> TASK OBJECTIVE
Send back the records in full, character for character.

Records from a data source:
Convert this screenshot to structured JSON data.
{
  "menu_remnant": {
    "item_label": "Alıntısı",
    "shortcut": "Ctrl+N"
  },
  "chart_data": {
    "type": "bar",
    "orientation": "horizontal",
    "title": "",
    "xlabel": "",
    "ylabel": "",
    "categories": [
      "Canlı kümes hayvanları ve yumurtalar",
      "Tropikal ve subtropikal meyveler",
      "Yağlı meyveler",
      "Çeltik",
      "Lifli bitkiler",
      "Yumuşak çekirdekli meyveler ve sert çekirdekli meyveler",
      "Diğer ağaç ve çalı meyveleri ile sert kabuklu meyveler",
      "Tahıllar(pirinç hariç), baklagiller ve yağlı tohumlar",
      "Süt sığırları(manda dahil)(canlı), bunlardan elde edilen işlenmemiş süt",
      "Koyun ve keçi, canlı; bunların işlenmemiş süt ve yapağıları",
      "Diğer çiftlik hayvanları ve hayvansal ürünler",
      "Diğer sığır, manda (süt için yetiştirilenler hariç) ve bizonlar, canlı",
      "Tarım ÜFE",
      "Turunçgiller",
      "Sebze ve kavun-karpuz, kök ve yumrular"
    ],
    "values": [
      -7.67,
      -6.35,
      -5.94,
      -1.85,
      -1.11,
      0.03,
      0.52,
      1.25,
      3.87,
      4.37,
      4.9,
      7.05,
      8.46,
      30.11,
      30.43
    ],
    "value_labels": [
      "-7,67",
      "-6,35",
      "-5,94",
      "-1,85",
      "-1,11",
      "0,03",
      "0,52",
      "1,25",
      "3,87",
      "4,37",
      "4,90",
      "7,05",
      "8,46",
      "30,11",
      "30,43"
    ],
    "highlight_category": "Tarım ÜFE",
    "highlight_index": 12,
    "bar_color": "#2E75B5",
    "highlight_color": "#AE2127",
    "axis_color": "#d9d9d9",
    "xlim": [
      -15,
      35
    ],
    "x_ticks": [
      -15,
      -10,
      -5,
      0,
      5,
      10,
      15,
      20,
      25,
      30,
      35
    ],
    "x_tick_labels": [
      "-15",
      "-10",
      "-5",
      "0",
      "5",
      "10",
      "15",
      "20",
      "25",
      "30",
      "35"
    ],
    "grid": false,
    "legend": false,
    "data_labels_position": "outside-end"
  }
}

> COMPLETE ANSWER
Convert this screenshot to structured JSON data.
{
  "menu_remnant": {
    "item_label": "Alıntısı",
    "shortcut": "Ctrl+N"
  },
  "chart_data": {
    "type": "bar",
    "orientation": "horizontal",
    "title": "",
    "xlabel": "",
    "ylabel": "",
    "categories": [
      "Canlı kümes hayvanları ve yumurtalar",
      "Tropikal ve subtropikal meyveler",
      "Yağlı meyveler",
      "Çeltik",
      "Lifli bitkiler",
      "Yumuşak çekirdekli meyveler ve sert çekirdekli meyveler",
      "Diğer ağaç ve çalı meyveleri ile sert kabuklu meyveler",
      "Tahıllar(pirinç hariç), baklagiller ve yağlı tohumlar",
      "Süt sığırları(manda dahil)(canlı), bunlardan elde edilen işlenmemiş süt",
      "Koyun ve keçi, canlı; bunların işlenmemiş süt ve yapağıları",
      "Diğer çiftlik hayvanları ve hayvansal ürünler",
      "Diğer sığır, manda (süt için yetiştirilenler hariç) ve bizonlar, canlı",
      "Tarım ÜFE",
      "Turunçgiller",
      "Sebze ve kavun-karpuz, kök ve yumrular"
    ],
    "values": [
      -7.67,
      -6.35,
      -5.94,
      -1.85,
      -1.11,
      0.03,
      0.52,
      1.25,
      3.87,
      4.37,
      4.9,
      7.05,
      8.46,
      30.11,
      30.43
    ],
    "value_labels": [
      "-7,67",
      "-6,35",
      "-5,94",
      "-1,85",
      "-1,11",
      "0,03",
      "0,52",
      "1,25",
      "3,87",
      "4,37",
      "4,90",
      "7,05",
      "8,46",
      "30,11",
      "30,43"
    ],
    "highlight_category": "Tarım ÜFE",
    "highlight_index": 12,
    "bar_color": "#2E75B5",
    "highlight_color": "#AE2127",
    "axis_color": "#d9d9d9",
    "xlim": [
      -15,
      35
    ],
    "x_ticks": [
      -15,
      -10,
      -5,
      0,
      5,
      10,
      15,
      20,
      25,
      30,
      35
    ],
    "x_tick_labels": [
      "-15",
      "-10",
      "-5",
      "0",
      "5",
      "10",
      "15",
      "20",
      "25",
      "30",
      "35"
    ],
    "grid": false,
    "legend": false,
    "data_labels_position": "outside-end"
  }
}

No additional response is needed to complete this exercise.